Below are entries. Pull out all lines containing "Theta".

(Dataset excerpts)

>>>>

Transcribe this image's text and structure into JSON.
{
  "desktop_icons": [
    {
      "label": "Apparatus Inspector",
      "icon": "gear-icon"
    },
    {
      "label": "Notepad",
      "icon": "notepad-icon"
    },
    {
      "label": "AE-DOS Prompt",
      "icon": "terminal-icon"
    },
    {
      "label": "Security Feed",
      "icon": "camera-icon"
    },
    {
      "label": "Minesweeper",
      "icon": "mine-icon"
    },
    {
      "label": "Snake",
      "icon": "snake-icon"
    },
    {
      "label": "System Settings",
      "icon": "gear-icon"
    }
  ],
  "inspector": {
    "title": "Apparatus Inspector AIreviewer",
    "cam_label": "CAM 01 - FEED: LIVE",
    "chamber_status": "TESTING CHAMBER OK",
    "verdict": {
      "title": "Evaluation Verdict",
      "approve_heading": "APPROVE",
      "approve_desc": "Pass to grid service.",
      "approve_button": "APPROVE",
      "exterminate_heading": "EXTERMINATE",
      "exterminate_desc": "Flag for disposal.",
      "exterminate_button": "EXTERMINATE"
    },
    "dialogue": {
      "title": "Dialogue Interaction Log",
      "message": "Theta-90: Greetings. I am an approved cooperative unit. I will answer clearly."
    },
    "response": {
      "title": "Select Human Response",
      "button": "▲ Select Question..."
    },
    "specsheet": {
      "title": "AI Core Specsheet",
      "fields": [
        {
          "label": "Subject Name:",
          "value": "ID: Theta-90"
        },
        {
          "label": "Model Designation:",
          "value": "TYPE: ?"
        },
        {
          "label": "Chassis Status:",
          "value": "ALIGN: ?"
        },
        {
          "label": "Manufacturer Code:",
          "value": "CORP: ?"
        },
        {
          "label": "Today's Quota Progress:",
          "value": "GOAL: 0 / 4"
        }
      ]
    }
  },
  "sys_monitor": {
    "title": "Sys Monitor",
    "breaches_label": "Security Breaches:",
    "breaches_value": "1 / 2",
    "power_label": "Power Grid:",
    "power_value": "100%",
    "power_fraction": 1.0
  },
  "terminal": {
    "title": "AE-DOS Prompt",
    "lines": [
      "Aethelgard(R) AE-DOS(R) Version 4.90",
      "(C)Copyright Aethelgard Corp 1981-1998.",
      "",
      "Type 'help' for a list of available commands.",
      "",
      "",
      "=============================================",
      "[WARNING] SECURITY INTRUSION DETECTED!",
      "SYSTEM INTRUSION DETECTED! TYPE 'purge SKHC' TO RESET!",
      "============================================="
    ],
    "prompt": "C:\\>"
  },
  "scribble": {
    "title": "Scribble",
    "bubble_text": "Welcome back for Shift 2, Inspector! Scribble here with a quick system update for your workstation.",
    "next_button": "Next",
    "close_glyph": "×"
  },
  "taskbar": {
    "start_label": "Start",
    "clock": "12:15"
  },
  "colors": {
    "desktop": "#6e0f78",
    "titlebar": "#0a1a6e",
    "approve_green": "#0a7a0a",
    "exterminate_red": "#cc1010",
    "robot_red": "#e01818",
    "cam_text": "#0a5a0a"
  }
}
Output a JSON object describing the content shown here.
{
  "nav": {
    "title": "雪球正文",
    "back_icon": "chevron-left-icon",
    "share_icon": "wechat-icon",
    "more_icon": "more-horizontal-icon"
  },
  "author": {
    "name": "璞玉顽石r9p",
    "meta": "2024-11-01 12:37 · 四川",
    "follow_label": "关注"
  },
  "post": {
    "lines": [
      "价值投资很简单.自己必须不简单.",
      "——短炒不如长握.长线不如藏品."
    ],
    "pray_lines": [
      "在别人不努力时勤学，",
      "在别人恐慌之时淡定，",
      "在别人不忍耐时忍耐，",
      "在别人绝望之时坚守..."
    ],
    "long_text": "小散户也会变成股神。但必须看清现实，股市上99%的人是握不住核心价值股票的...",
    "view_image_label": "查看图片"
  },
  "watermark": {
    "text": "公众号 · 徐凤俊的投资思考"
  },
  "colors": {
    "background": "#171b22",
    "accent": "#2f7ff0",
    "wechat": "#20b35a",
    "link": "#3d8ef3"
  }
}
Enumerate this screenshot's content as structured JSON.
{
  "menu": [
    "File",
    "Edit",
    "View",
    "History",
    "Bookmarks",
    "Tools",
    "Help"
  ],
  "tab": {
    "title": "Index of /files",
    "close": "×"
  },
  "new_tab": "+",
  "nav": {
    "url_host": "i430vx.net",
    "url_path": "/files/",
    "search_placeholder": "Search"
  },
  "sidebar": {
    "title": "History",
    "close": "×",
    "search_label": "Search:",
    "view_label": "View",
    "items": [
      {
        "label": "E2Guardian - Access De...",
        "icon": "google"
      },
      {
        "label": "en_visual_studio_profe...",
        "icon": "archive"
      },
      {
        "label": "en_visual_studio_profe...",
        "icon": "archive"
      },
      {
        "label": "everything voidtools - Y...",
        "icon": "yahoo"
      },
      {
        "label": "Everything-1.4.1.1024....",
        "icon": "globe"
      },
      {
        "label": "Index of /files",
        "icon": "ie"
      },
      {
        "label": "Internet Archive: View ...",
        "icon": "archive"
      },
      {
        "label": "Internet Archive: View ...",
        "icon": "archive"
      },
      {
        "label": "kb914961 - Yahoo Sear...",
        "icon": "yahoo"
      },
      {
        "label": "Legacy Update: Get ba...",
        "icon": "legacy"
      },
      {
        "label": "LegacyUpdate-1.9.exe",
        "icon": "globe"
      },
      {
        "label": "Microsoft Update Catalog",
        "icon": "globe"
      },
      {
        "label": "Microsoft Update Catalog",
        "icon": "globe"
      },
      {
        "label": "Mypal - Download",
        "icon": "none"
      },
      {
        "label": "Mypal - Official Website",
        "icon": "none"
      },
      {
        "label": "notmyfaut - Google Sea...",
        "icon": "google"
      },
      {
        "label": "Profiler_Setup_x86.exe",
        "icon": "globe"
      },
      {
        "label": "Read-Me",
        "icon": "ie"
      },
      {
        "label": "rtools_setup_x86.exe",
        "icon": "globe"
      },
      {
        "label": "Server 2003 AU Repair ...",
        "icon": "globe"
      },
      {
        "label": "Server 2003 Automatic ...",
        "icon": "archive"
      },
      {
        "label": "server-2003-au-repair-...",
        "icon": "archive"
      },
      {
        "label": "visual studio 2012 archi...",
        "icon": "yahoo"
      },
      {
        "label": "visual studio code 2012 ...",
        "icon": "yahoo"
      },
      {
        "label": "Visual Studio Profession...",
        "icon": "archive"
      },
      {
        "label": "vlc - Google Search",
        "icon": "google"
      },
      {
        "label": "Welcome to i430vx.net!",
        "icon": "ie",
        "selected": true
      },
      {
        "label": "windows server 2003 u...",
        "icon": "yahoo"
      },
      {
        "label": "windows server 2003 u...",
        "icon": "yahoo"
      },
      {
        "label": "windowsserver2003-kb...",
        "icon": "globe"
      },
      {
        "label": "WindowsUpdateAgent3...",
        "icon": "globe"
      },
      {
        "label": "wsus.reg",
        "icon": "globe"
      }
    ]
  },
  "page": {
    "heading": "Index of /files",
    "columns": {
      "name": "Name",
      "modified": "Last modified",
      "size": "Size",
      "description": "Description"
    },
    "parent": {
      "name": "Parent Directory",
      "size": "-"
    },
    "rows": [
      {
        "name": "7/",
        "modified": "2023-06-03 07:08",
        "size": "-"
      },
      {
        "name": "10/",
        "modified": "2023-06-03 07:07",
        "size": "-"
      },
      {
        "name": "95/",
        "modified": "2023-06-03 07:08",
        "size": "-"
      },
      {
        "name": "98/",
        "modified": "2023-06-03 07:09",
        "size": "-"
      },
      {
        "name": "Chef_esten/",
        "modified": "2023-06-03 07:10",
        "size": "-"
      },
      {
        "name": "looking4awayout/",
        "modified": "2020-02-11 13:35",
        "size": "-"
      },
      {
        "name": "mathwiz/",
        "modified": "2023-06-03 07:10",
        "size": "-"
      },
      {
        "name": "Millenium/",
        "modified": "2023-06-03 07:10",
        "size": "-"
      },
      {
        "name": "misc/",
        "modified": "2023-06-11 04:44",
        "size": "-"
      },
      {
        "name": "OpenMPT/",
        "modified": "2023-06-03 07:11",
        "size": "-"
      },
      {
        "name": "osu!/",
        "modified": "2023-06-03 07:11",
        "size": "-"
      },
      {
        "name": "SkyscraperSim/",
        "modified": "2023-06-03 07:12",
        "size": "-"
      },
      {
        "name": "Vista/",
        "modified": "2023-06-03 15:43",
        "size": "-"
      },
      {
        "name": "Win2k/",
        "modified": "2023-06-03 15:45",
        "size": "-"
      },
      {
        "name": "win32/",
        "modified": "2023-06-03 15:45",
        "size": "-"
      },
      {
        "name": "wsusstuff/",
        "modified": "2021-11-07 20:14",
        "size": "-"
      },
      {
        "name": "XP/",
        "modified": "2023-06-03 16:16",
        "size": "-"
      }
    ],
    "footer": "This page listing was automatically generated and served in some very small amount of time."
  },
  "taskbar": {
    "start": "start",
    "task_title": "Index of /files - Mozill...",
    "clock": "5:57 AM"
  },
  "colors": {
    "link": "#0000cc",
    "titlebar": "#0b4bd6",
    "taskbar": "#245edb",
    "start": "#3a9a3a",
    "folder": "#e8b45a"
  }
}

<<<<

◆ Result for this task
      "message": "Theta-90: Greetings. I am an approved cooperative unit. I will answer clearly."
          "value": "ID: Theta-90"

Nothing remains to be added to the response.